───── EXTRACTED INFORMATION

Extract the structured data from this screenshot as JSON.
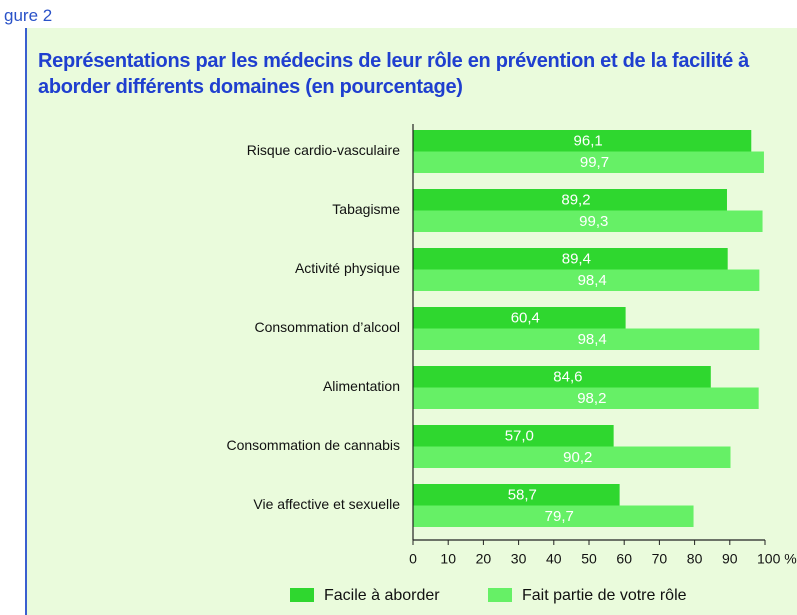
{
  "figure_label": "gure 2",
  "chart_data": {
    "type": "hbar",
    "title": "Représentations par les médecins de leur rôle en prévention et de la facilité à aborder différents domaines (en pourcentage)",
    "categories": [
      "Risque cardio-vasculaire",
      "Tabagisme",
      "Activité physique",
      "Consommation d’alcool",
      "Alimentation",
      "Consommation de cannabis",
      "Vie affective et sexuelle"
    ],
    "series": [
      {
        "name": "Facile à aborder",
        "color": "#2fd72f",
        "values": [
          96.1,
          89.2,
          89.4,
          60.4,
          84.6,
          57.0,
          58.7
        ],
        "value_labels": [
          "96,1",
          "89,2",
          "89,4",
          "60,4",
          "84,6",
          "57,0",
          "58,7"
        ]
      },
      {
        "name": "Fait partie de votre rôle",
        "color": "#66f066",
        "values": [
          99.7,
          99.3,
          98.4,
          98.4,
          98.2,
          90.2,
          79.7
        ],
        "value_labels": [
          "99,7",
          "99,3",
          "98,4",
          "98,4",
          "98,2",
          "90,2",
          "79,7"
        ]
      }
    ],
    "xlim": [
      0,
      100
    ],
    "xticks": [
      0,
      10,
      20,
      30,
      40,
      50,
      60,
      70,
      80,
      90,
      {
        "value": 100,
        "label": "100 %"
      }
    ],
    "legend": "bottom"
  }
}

──────────

**EXERCISE BRIEF**
Give only the number of lines in the data that include the string "Consommation".

**FULL ANSWER**
2